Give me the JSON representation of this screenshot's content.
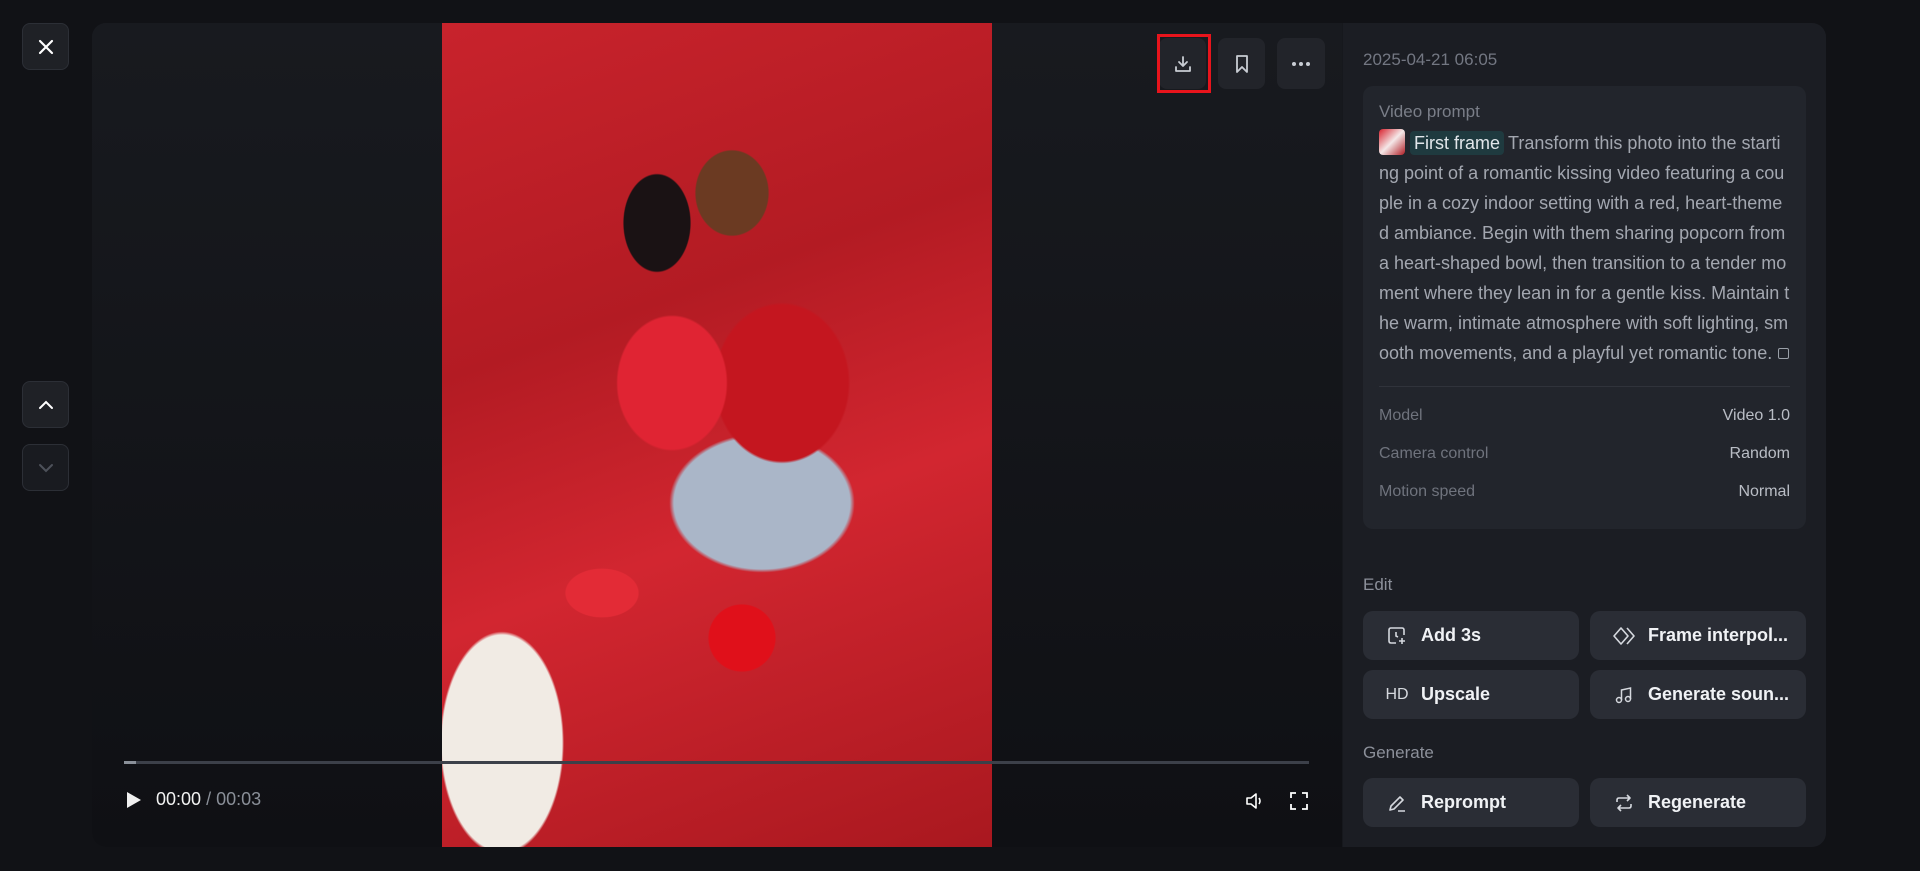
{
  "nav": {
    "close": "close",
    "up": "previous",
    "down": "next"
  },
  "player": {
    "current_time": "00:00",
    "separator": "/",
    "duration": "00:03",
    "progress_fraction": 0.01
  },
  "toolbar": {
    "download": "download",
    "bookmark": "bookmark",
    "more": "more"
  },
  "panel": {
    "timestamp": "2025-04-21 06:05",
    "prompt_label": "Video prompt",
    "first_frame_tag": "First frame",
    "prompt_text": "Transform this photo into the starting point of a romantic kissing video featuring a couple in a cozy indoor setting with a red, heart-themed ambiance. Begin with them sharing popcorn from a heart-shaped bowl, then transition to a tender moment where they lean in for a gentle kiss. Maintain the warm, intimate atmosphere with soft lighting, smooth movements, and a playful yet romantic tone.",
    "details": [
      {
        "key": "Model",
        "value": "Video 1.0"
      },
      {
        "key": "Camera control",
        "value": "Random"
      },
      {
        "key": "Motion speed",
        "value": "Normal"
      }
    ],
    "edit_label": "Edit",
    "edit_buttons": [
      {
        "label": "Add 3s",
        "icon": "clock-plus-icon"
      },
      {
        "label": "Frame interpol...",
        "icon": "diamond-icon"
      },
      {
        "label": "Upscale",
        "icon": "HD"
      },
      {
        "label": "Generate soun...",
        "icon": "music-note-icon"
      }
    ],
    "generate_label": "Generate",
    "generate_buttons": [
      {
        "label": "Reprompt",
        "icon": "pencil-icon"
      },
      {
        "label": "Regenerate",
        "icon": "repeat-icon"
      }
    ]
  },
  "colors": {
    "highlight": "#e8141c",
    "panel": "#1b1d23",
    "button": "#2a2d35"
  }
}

^^^^

Go through the listing above and write it out again exactly, dropping the pictures.

Give me the JSON representation of this screenshot's content.
{
  "nav": {
    "close": "close",
    "up": "previous",
    "down": "next"
  },
  "player": {
    "current_time": "00:00",
    "separator": "/",
    "duration": "00:03",
    "progress_fraction": 0.01
  },
  "toolbar": {
    "download": "download",
    "bookmark": "bookmark",
    "more": "more"
  },
  "panel": {
    "timestamp": "2025-04-21 06:05",
    "prompt_label": "Video prompt",
    "first_frame_tag": "First frame",
    "prompt_text": "Transform this photo into the starting point of a romantic kissing video featuring a couple in a cozy indoor setting with a red, heart-themed ambiance. Begin with them sharing popcorn from a heart-shaped bowl, then transition to a tender moment where they lean in for a gentle kiss. Maintain the warm, intimate atmosphere with soft lighting, smooth movements, and a playful yet romantic tone.",
    "details": [
      {
        "key": "Model",
        "value": "Video 1.0"
      },
      {
        "key": "Camera control",
        "value": "Random"
      },
      {
        "key": "Motion speed",
        "value": "Normal"
      }
    ],
    "edit_label": "Edit",
    "edit_buttons": [
      {
        "label": "Add 3s",
        "icon": "clock-plus-icon"
      },
      {
        "label": "Frame interpol...",
        "icon": "diamond-icon"
      },
      {
        "label": "Upscale",
        "icon": "HD"
      },
      {
        "label": "Generate soun...",
        "icon": "music-note-icon"
      }
    ],
    "generate_label": "Generate",
    "generate_buttons": [
      {
        "label": "Reprompt",
        "icon": "pencil-icon"
      },
      {
        "label": "Regenerate",
        "icon": "repeat-icon"
      }
    ]
  },
  "colors": {
    "highlight": "#e8141c",
    "panel": "#1b1d23",
    "button": "#2a2d35"
  }
}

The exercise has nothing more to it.